THINGS TO DO ▸
a) List every fictional character the book reviews mention by name.
b) Quote the book reviews between "Note: I tagged" and "it’s not graphic.", inclusive.

----- SUPPLIED PASSAGE -----

Some of the reasons I had a hard time getting through Fire were the same reasons it took me awhile read Graceling, the primary problem being that it was too repetitive. (Fire was tired of being attacked? Yeah, well, I got sick of hearing about her musings on the subject.) Other things just seems silly to me—that her presence provoked monster attacks—the monster form of raptors especially go after her. Or the constant references to her ‘monthly bleedings,’ how she had to lock herself indoors during that time or risk being shredded by monster creatures, who were especially sensitive to her at that time. I guess Cashore was trying to elevate this woman’s issue to a philosophical discussion (what should she tell Brigan’s little daughter about it? Would it hurt her psyche?) I believe this sort of thing will drive male readers away. And the inclusion of a single character from Graceling seemed artificial.

Nevertheless.

When all is said and done, you’re going to like this book because Fire is the same kind of kick-butt, never-back-down, take-no-prisoners heroine that Graceling’s Katsa was. She, too, is unconventional, refuses to get married, and carefully guards her mind and her independence. You’ll like the romance. In addition, Fire makes some important points about the relationship between parents and children. Fire has to understand that she is not responsible for her father’s evil and that she is not destined to repeat it. And there are some great quotable lines. I liked this from the end:

“Some people had too much power and too much cruelty to live. Some people were too terrible, no matter if you loved them; no matter that you had to make yourself terrible too, in order to stop them. Some things just had to be done.”

Note: I tagged this as ‘mature’ because of the casual sexual relationships that many of the characters have. There aren’t any explicit sexual descriptions, but I think some parents would have an issue with the book. A war is going on, so there’s violence, too, but it’s not graphic.

Going Bovine by Libba Bray  

I’m thinking this may be my ‘best YA read’ of 2011 although I know it’s still early in the year.

But wow.

Cameron, sixteen, lazy, and a not-so-great student is the loser brother of a popular girl, Jenna. He hates school, hangs around with a couple of stoners, periodically indulges with them, and seems to live to irritate his parents—a father who is an university professor and seems to be having an affair with one of his grad students and a mother who is an English prof, unable to make the slightest decision—even what to order in a restaurant.

The family members avoid one another except when Cameron tries to humiliate Jenna in front of her popular friends at school. (“Hey, Jenna. Were those your birth control pills I found in the bathroom this morning?”) That is, until Cameron starts to lose control of his muscles and acts out in class, including punching Jenna’s self-righteous and hypocritically religious boyfriend. Everyone assumes this is the result of a drug problem (even though Cameron swears it’s not) and Cam is expelled and has all privileges taken away at home. But when he goes for treatment, the doctors find that he has Creutzfeldt-Jacob, that is, he has the human version of “mad cow” disease. His brain is deteriorating, and he can’t control his muscles or movements; CJ causes hallucinations. There is no cure.

----- SUPPLIED ENTRIES -----

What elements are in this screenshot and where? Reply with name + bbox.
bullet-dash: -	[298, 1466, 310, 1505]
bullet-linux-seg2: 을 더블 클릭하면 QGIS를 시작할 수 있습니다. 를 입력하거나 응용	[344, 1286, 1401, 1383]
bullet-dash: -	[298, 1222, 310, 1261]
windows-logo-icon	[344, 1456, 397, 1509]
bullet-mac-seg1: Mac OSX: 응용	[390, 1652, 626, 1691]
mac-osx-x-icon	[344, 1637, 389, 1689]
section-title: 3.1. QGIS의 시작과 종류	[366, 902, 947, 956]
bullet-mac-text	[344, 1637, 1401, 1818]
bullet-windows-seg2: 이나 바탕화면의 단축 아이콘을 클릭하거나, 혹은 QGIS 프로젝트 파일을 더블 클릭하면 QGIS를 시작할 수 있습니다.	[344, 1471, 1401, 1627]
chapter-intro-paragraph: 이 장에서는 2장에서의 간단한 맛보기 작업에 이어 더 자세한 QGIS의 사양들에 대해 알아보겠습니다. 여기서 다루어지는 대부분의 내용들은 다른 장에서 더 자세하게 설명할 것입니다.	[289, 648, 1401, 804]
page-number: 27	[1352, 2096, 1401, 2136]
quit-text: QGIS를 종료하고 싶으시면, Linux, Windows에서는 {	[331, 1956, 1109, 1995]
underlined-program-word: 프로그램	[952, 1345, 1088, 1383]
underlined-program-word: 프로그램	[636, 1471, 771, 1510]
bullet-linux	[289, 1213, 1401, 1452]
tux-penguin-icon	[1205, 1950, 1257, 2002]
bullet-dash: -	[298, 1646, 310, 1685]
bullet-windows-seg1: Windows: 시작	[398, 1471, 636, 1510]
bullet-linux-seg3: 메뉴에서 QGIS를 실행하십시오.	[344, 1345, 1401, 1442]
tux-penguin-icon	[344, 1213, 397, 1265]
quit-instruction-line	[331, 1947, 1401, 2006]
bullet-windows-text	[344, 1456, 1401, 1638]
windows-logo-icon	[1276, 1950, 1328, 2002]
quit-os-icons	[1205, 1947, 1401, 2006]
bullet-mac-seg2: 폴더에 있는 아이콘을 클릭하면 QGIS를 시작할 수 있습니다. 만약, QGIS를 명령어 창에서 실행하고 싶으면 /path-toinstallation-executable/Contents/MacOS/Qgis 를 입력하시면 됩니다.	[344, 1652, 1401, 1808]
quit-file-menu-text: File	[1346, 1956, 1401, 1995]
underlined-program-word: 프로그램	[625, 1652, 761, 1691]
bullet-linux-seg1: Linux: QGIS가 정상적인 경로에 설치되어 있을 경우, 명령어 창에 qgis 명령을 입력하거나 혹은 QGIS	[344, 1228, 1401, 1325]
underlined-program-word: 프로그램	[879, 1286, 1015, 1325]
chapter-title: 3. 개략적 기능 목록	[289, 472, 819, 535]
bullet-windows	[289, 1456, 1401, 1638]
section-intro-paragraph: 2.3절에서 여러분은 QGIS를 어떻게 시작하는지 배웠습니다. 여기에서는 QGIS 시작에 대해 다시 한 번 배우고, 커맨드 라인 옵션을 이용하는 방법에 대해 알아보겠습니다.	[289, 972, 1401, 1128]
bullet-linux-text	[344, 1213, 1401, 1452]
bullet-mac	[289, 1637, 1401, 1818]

-----

RESPONSES IN ORDER ▸
a) Fire, Brigan, Katsa, Cameron, Jenna

b)
Note: I tagged this as ‘mature’ because of the casual sexual relationships that many of the characters have. There aren’t any explicit sexual descriptions, but I think some parents would have an issue with the book. A war is going on, so there’s violence, too, but it’s not graphic.